:: WHAT IS NEEDED ::
Quote the entries word for word. Omit the pictures.

:: DATA ROWS ::
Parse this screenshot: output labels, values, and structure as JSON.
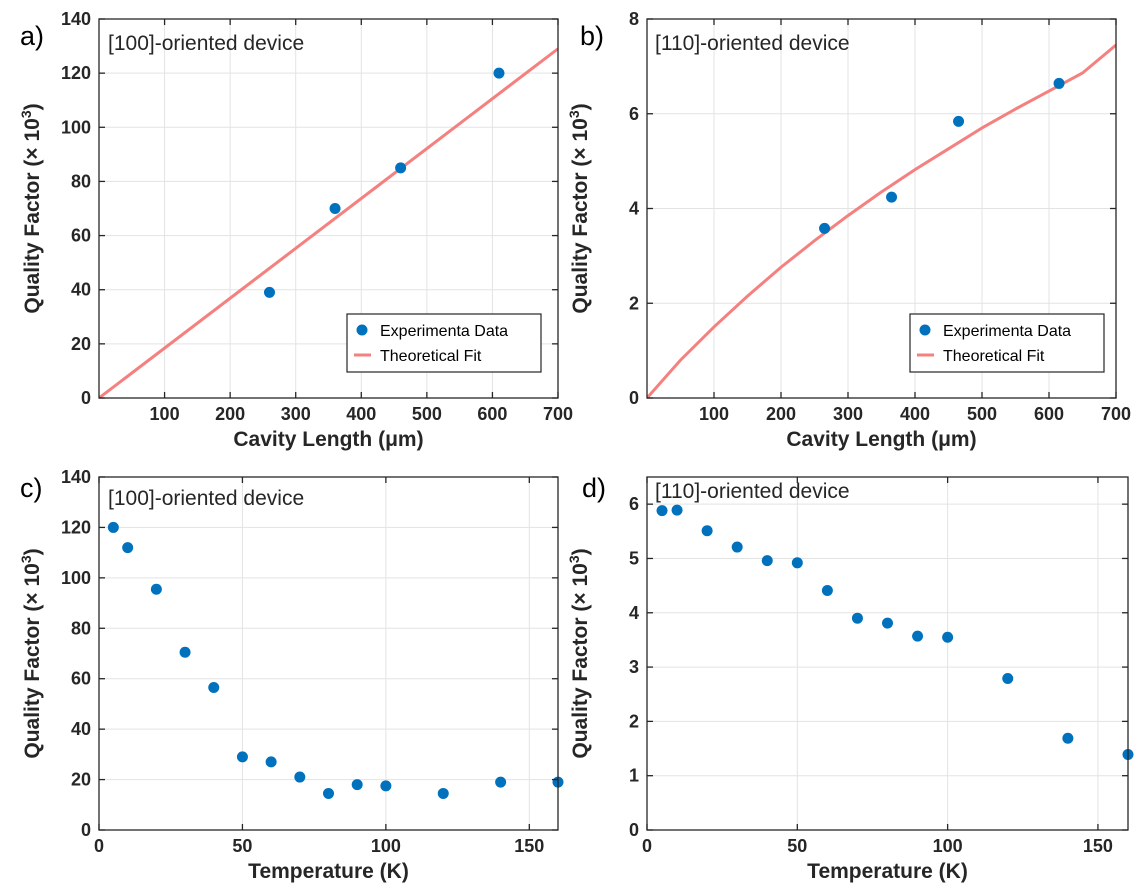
{
  "chart_data": [
    {
      "panel": "a)",
      "type": "scatter",
      "annotation": "[100]-oriented device",
      "xlabel": "Cavity Length (μm)",
      "ylabel": "Quality Factor (× 10",
      "ylabel_sup": "3",
      "ylabel_tail": ")",
      "xlim": [
        0,
        700
      ],
      "ylim": [
        0,
        140
      ],
      "xticks": [
        100,
        200,
        300,
        400,
        500,
        600,
        700
      ],
      "yticks": [
        0,
        20,
        40,
        60,
        80,
        100,
        120,
        140
      ],
      "grid": true,
      "legend": {
        "position": "bottom-right",
        "entries": [
          "Experimenta Data",
          "Theoretical Fit"
        ]
      },
      "series": [
        {
          "name": "Experimenta Data",
          "kind": "scatter",
          "color": "#0072BD",
          "x": [
            260,
            360,
            460,
            610
          ],
          "y": [
            39,
            70,
            85,
            120
          ]
        },
        {
          "name": "Theoretical Fit",
          "kind": "line",
          "color": "#F4817F",
          "x": [
            0,
            700
          ],
          "y": [
            0,
            129
          ]
        }
      ]
    },
    {
      "panel": "b)",
      "type": "scatter",
      "annotation": "[110]-oriented device",
      "xlabel": "Cavity Length (μm)",
      "ylabel": "Quality Factor (× 10",
      "ylabel_sup": "3",
      "ylabel_tail": ")",
      "xlim": [
        0,
        700
      ],
      "ylim": [
        0,
        8
      ],
      "xticks": [
        100,
        200,
        300,
        400,
        500,
        600,
        700
      ],
      "yticks": [
        0,
        2,
        4,
        6,
        8
      ],
      "grid": true,
      "legend": {
        "position": "bottom-right",
        "entries": [
          "Experimenta Data",
          "Theoretical Fit"
        ]
      },
      "series": [
        {
          "name": "Experimenta Data",
          "kind": "scatter",
          "color": "#0072BD",
          "x": [
            265,
            365,
            465,
            615
          ],
          "y": [
            3.58,
            4.24,
            5.84,
            6.64
          ]
        },
        {
          "name": "Theoretical Fit",
          "kind": "line",
          "color": "#F4817F",
          "x": [
            0,
            50,
            100,
            150,
            200,
            250,
            300,
            350,
            400,
            450,
            500,
            550,
            600,
            650,
            700
          ],
          "y": [
            0,
            0.8,
            1.5,
            2.15,
            2.76,
            3.32,
            3.85,
            4.35,
            4.82,
            5.26,
            5.7,
            6.1,
            6.48,
            6.86,
            7.45
          ]
        }
      ]
    },
    {
      "panel": "c)",
      "type": "scatter",
      "annotation": "[100]-oriented device",
      "xlabel": "Temperature (K)",
      "ylabel": "Quality Factor (× 10",
      "ylabel_sup": "3",
      "ylabel_tail": ")",
      "xlim": [
        0,
        160
      ],
      "ylim": [
        0,
        140
      ],
      "xticks": [
        0,
        50,
        100,
        150
      ],
      "yticks": [
        0,
        20,
        40,
        60,
        80,
        100,
        120,
        140
      ],
      "grid": true,
      "series": [
        {
          "kind": "scatter",
          "color": "#0072BD",
          "x": [
            5,
            10,
            20,
            30,
            40,
            50,
            60,
            70,
            80,
            90,
            100,
            120,
            140,
            160
          ],
          "y": [
            120,
            112,
            95.5,
            70.5,
            56.5,
            29,
            27,
            21,
            14.5,
            18,
            17.5,
            14.5,
            19,
            19
          ]
        }
      ]
    },
    {
      "panel": "d)",
      "type": "scatter",
      "annotation": "[110]-oriented device",
      "xlabel": "Temperature (K)",
      "ylabel": "Quality Factor (× 10",
      "ylabel_sup": "3",
      "ylabel_tail": ")",
      "xlim": [
        0,
        160
      ],
      "ylim": [
        0,
        6.5
      ],
      "xticks": [
        0,
        50,
        100,
        150
      ],
      "yticks": [
        0,
        1,
        2,
        3,
        4,
        5,
        6
      ],
      "grid": true,
      "series": [
        {
          "kind": "scatter",
          "color": "#0072BD",
          "x": [
            5,
            10,
            20,
            30,
            40,
            50,
            60,
            70,
            80,
            90,
            100,
            120,
            140,
            160
          ],
          "y": [
            5.88,
            5.89,
            5.51,
            5.21,
            4.96,
            4.92,
            4.41,
            3.9,
            3.81,
            3.57,
            3.55,
            2.79,
            1.69,
            1.39
          ]
        }
      ]
    }
  ]
}
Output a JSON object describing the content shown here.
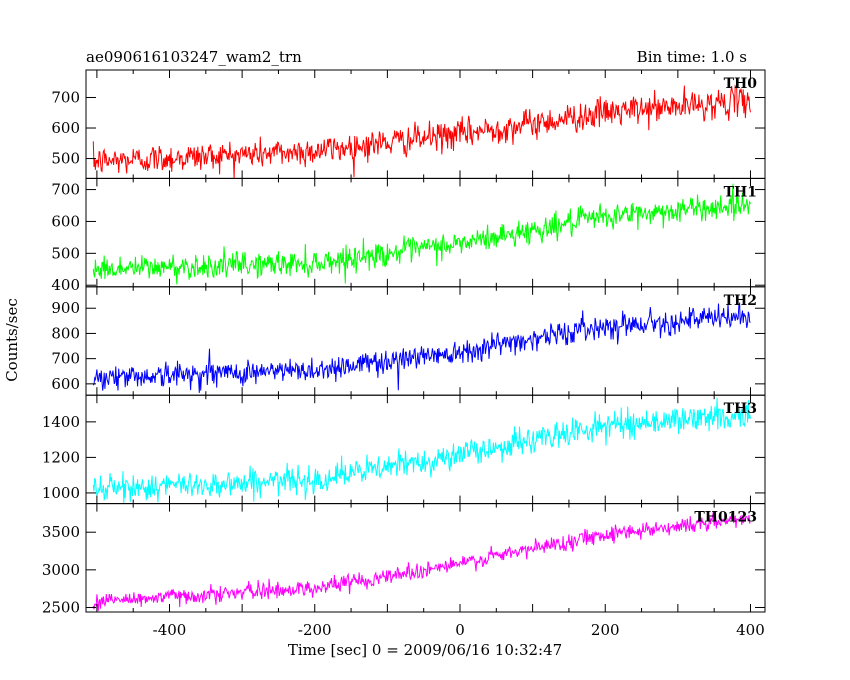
{
  "header": {
    "left_title": "ae090616103247_wam2_trn",
    "right_title": "Bin time: 1.0 s"
  },
  "chart_data": {
    "type": "line",
    "xlabel": "Time [sec] 0 = 2009/06/16 10:32:47",
    "ylabel": "Counts/sec",
    "xlim": [
      -515,
      420
    ],
    "x_ticks": [
      -400,
      -200,
      0,
      200,
      400
    ],
    "x_range_data": [
      -505,
      400
    ],
    "bin_time": 1.0,
    "panels": [
      {
        "label": "TH0",
        "color": "#ff0000",
        "ylim": [
          435,
          790
        ],
        "y_ticks": [
          500,
          600,
          700
        ],
        "trend": [
          [
            -505,
            490
          ],
          [
            -200,
            525
          ],
          [
            0,
            580
          ],
          [
            200,
            650
          ],
          [
            400,
            690
          ]
        ],
        "noise_sd": 24,
        "spikes": []
      },
      {
        "label": "TH1",
        "color": "#00ff00",
        "ylim": [
          395,
          735
        ],
        "y_ticks": [
          400,
          500,
          600,
          700
        ],
        "trend": [
          [
            -505,
            450
          ],
          [
            -200,
            470
          ],
          [
            0,
            530
          ],
          [
            200,
            615
          ],
          [
            400,
            655
          ]
        ],
        "noise_sd": 20,
        "spikes": []
      },
      {
        "label": "TH2",
        "color": "#0000ff",
        "ylim": [
          555,
          985
        ],
        "y_ticks": [
          600,
          700,
          800,
          900
        ],
        "trend": [
          [
            -505,
            625
          ],
          [
            -200,
            655
          ],
          [
            0,
            730
          ],
          [
            200,
            830
          ],
          [
            400,
            870
          ]
        ],
        "noise_sd": 24,
        "spikes": [
          [
            -345,
            740
          ],
          [
            -85,
            575
          ]
        ]
      },
      {
        "label": "TH3",
        "color": "#00ffff",
        "ylim": [
          940,
          1550
        ],
        "y_ticks": [
          1000,
          1200,
          1400
        ],
        "trend": [
          [
            -505,
            1020
          ],
          [
            -200,
            1075
          ],
          [
            0,
            1215
          ],
          [
            200,
            1380
          ],
          [
            400,
            1440
          ]
        ],
        "noise_sd": 38,
        "spikes": []
      },
      {
        "label": "TH0123",
        "color": "#ff00ff",
        "ylim": [
          2440,
          3880
        ],
        "y_ticks": [
          2500,
          3000,
          3500
        ],
        "trend": [
          [
            -505,
            2580
          ],
          [
            -200,
            2760
          ],
          [
            0,
            3080
          ],
          [
            200,
            3480
          ],
          [
            400,
            3680
          ]
        ],
        "noise_sd": 55,
        "spikes": []
      }
    ]
  }
}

:: SOLUTION TO THE EXERCISE ::
Parse this screenshot: output labels, values, and structure as JSON.
{
  "chart_data": [
    {
      "panel": "a)",
      "type": "scatter",
      "annotation": "[100]-oriented device",
      "xlabel": "Cavity Length (μm)",
      "ylabel": "Quality Factor (× 10",
      "ylabel_sup": "3",
      "ylabel_tail": ")",
      "xlim": [
        0,
        700
      ],
      "ylim": [
        0,
        140
      ],
      "xticks": [
        100,
        200,
        300,
        400,
        500,
        600,
        700
      ],
      "yticks": [
        0,
        20,
        40,
        60,
        80,
        100,
        120,
        140
      ],
      "grid": true,
      "legend": {
        "position": "bottom-right",
        "entries": [
          "Experimenta Data",
          "Theoretical Fit"
        ]
      },
      "series": [
        {
          "name": "Experimenta Data",
          "kind": "scatter",
          "color": "#0072BD",
          "x": [
            260,
            360,
            460,
            610
          ],
          "y": [
            39,
            70,
            85,
            120
          ]
        },
        {
          "name": "Theoretical Fit",
          "kind": "line",
          "color": "#F4817F",
          "x": [
            0,
            700
          ],
          "y": [
            0,
            129
          ]
        }
      ]
    },
    {
      "panel": "b)",
      "type": "scatter",
      "annotation": "[110]-oriented device",
      "xlabel": "Cavity Length (μm)",
      "ylabel": "Quality Factor (× 10",
      "ylabel_sup": "3",
      "ylabel_tail": ")",
      "xlim": [
        0,
        700
      ],
      "ylim": [
        0,
        8
      ],
      "xticks": [
        100,
        200,
        300,
        400,
        500,
        600,
        700
      ],
      "yticks": [
        0,
        2,
        4,
        6,
        8
      ],
      "grid": true,
      "legend": {
        "position": "bottom-right",
        "entries": [
          "Experimenta Data",
          "Theoretical Fit"
        ]
      },
      "series": [
        {
          "name": "Experimenta Data",
          "kind": "scatter",
          "color": "#0072BD",
          "x": [
            265,
            365,
            465,
            615
          ],
          "y": [
            3.58,
            4.24,
            5.84,
            6.64
          ]
        },
        {
          "name": "Theoretical Fit",
          "kind": "line",
          "color": "#F4817F",
          "x": [
            0,
            50,
            100,
            150,
            200,
            250,
            300,
            350,
            400,
            450,
            500,
            550,
            600,
            650,
            700
          ],
          "y": [
            0,
            0.8,
            1.5,
            2.15,
            2.76,
            3.32,
            3.85,
            4.35,
            4.82,
            5.26,
            5.7,
            6.1,
            6.48,
            6.86,
            7.45
          ]
        }
      ]
    },
    {
      "panel": "c)",
      "type": "scatter",
      "annotation": "[100]-oriented device",
      "xlabel": "Temperature (K)",
      "ylabel": "Quality Factor (× 10",
      "ylabel_sup": "3",
      "ylabel_tail": ")",
      "xlim": [
        0,
        160
      ],
      "ylim": [
        0,
        140
      ],
      "xticks": [
        0,
        50,
        100,
        150
      ],
      "yticks": [
        0,
        20,
        40,
        60,
        80,
        100,
        120,
        140
      ],
      "grid": true,
      "series": [
        {
          "kind": "scatter",
          "color": "#0072BD",
          "x": [
            5,
            10,
            20,
            30,
            40,
            50,
            60,
            70,
            80,
            90,
            100,
            120,
            140,
            160
          ],
          "y": [
            120,
            112,
            95.5,
            70.5,
            56.5,
            29,
            27,
            21,
            14.5,
            18,
            17.5,
            14.5,
            19,
            19
          ]
        }
      ]
    },
    {
      "panel": "d)",
      "type": "scatter",
      "annotation": "[110]-oriented device",
      "xlabel": "Temperature (K)",
      "ylabel": "Quality Factor (× 10",
      "ylabel_sup": "3",
      "ylabel_tail": ")",
      "xlim": [
        0,
        160
      ],
      "ylim": [
        0,
        6.5
      ],
      "xticks": [
        0,
        50,
        100,
        150
      ],
      "yticks": [
        0,
        1,
        2,
        3,
        4,
        5,
        6
      ],
      "grid": true,
      "series": [
        {
          "kind": "scatter",
          "color": "#0072BD",
          "x": [
            5,
            10,
            20,
            30,
            40,
            50,
            60,
            70,
            80,
            90,
            100,
            120,
            140,
            160
          ],
          "y": [
            5.88,
            5.89,
            5.51,
            5.21,
            4.96,
            4.92,
            4.41,
            3.9,
            3.81,
            3.57,
            3.55,
            2.79,
            1.69,
            1.39
          ]
        }
      ]
    }
  ]
}
Output a JSON object describing the content shown here.
{
  "header": {
    "left_title": "ae090616103247_wam2_trn",
    "right_title": "Bin time: 1.0 s"
  },
  "chart_data": {
    "type": "line",
    "xlabel": "Time [sec] 0 = 2009/06/16 10:32:47",
    "ylabel": "Counts/sec",
    "xlim": [
      -515,
      420
    ],
    "x_ticks": [
      -400,
      -200,
      0,
      200,
      400
    ],
    "x_range_data": [
      -505,
      400
    ],
    "bin_time": 1.0,
    "panels": [
      {
        "label": "TH0",
        "color": "#ff0000",
        "ylim": [
          435,
          790
        ],
        "y_ticks": [
          500,
          600,
          700
        ],
        "trend": [
          [
            -505,
            490
          ],
          [
            -200,
            525
          ],
          [
            0,
            580
          ],
          [
            200,
            650
          ],
          [
            400,
            690
          ]
        ],
        "noise_sd": 24,
        "spikes": []
      },
      {
        "label": "TH1",
        "color": "#00ff00",
        "ylim": [
          395,
          735
        ],
        "y_ticks": [
          400,
          500,
          600,
          700
        ],
        "trend": [
          [
            -505,
            450
          ],
          [
            -200,
            470
          ],
          [
            0,
            530
          ],
          [
            200,
            615
          ],
          [
            400,
            655
          ]
        ],
        "noise_sd": 20,
        "spikes": []
      },
      {
        "label": "TH2",
        "color": "#0000ff",
        "ylim": [
          555,
          985
        ],
        "y_ticks": [
          600,
          700,
          800,
          900
        ],
        "trend": [
          [
            -505,
            625
          ],
          [
            -200,
            655
          ],
          [
            0,
            730
          ],
          [
            200,
            830
          ],
          [
            400,
            870
          ]
        ],
        "noise_sd": 24,
        "spikes": [
          [
            -345,
            740
          ],
          [
            -85,
            575
          ]
        ]
      },
      {
        "label": "TH3",
        "color": "#00ffff",
        "ylim": [
          940,
          1550
        ],
        "y_ticks": [
          1000,
          1200,
          1400
        ],
        "trend": [
          [
            -505,
            1020
          ],
          [
            -200,
            1075
          ],
          [
            0,
            1215
          ],
          [
            200,
            1380
          ],
          [
            400,
            1440
          ]
        ],
        "noise_sd": 38,
        "spikes": []
      },
      {
        "label": "TH0123",
        "color": "#ff00ff",
        "ylim": [
          2440,
          3880
        ],
        "y_ticks": [
          2500,
          3000,
          3500
        ],
        "trend": [
          [
            -505,
            2580
          ],
          [
            -200,
            2760
          ],
          [
            0,
            3080
          ],
          [
            200,
            3480
          ],
          [
            400,
            3680
          ]
        ],
        "noise_sd": 55,
        "spikes": []
      }
    ]
  }
}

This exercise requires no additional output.